**Task brief**
Locate the word "opacity" in the material, then show every line that holds it.
***** Supplied records *****
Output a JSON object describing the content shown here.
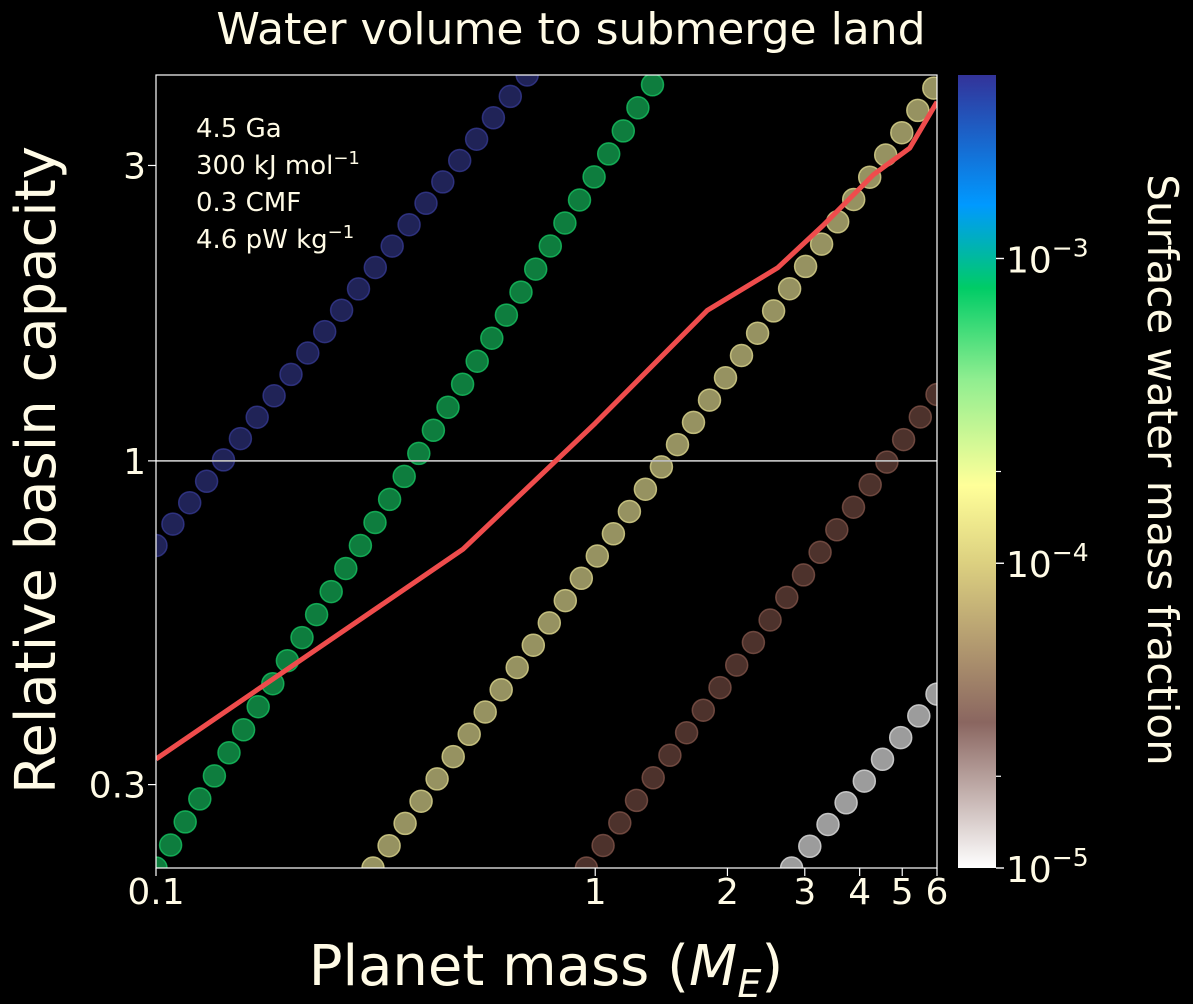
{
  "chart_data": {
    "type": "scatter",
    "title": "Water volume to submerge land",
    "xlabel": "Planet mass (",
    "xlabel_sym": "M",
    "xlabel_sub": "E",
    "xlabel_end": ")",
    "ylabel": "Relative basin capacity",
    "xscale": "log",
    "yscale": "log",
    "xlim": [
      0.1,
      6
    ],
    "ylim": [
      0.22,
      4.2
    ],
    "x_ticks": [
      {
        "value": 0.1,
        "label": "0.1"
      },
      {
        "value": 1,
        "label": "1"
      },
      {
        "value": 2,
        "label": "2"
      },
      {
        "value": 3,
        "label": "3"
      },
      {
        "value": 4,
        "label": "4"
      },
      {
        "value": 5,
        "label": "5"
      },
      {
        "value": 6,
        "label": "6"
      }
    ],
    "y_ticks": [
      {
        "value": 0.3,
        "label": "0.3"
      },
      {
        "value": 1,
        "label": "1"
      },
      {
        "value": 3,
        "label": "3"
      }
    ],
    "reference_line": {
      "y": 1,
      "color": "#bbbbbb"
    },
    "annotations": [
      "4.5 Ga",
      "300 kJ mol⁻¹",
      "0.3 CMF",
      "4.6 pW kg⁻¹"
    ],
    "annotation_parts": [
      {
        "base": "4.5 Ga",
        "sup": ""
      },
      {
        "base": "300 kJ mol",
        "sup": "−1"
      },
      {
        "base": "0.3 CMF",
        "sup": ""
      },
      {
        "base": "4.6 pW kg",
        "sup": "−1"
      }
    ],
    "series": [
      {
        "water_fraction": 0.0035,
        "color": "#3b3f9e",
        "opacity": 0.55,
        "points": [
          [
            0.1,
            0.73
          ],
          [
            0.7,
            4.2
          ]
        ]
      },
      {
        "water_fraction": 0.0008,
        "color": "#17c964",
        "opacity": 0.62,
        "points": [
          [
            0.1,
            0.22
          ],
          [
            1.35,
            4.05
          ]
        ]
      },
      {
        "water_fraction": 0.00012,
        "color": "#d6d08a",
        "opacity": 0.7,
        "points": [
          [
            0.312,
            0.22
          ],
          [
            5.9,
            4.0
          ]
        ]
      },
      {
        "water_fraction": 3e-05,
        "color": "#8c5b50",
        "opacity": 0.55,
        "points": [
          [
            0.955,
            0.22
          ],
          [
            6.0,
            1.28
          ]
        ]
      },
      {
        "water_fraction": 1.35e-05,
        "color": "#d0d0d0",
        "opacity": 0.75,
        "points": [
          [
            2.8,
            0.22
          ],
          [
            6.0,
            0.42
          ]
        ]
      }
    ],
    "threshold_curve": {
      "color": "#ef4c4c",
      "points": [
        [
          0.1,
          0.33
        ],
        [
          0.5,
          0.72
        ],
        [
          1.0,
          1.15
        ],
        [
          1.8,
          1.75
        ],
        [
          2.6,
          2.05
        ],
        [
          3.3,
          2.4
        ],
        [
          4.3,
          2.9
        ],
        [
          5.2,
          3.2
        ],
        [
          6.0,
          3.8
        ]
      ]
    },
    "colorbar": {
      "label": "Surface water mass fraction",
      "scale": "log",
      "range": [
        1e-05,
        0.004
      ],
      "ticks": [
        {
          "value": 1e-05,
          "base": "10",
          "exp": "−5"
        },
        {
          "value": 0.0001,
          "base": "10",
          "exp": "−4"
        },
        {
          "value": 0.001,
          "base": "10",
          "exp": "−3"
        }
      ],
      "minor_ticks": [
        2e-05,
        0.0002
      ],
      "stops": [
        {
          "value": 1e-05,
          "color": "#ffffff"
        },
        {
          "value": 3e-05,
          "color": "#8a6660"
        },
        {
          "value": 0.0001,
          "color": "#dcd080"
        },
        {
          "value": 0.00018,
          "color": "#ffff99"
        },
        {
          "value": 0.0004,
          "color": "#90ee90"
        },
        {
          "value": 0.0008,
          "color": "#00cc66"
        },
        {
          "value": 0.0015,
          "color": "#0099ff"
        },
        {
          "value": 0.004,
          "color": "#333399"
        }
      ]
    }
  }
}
*****
***** Supplied records *****
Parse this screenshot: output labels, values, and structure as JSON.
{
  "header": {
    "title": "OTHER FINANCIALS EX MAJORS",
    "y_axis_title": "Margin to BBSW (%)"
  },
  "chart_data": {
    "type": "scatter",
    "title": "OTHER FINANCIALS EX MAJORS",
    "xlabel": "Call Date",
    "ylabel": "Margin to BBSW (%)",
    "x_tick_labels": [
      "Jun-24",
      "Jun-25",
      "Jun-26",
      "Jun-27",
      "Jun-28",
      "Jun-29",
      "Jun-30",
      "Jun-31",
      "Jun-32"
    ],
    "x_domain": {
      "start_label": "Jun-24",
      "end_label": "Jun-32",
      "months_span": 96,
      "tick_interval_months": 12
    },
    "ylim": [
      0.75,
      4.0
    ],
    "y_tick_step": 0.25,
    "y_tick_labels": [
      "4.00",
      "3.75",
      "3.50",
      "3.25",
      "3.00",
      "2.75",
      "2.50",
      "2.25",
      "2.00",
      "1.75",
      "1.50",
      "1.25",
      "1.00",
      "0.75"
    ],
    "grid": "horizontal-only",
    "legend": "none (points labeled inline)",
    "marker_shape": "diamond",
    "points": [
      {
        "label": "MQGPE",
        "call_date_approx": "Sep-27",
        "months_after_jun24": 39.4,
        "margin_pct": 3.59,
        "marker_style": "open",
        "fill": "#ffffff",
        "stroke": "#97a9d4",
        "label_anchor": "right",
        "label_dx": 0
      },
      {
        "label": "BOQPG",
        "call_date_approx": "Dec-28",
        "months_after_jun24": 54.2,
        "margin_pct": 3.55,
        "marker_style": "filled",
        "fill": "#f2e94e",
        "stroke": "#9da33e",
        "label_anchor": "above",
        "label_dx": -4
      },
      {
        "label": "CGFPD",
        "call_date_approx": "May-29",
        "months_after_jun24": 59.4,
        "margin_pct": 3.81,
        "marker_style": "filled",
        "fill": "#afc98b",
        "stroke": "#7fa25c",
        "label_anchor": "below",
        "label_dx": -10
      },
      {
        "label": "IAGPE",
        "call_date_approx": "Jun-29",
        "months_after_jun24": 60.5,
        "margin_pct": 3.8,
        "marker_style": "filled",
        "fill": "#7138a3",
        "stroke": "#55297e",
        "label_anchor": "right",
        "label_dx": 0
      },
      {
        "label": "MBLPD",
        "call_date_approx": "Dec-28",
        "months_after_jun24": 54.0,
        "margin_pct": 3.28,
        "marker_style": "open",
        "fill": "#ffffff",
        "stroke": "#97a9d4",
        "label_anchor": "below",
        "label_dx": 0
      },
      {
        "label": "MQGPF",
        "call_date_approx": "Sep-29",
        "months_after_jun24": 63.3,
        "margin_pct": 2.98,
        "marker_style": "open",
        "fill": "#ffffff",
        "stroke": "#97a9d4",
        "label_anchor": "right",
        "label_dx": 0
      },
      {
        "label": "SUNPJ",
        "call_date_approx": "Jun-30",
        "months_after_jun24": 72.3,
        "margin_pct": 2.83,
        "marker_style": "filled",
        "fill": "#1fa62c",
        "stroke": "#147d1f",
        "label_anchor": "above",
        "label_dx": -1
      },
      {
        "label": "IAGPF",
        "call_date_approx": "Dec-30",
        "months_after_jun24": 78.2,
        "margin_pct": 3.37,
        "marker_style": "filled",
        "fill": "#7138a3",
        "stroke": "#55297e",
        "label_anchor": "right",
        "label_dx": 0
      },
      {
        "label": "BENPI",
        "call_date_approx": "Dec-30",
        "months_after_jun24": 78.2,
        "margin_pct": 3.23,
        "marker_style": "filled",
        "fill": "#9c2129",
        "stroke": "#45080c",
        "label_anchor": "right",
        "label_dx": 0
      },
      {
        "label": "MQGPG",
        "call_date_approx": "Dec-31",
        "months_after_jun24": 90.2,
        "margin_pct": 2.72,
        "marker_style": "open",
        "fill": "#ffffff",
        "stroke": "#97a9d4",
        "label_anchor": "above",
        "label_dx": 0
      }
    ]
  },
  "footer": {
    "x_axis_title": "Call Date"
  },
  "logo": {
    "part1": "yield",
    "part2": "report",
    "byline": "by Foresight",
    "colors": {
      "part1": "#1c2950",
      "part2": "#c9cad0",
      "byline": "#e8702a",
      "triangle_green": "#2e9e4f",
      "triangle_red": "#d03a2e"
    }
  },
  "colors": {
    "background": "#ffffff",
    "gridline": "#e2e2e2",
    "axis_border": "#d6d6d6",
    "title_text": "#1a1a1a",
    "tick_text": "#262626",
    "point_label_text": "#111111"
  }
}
*****
**Exercise solution**
        "opacity": 0.55,
        "opacity": 0.62,
        "opacity": 0.7,
        "opacity": 0.55,
        "opacity": 0.75,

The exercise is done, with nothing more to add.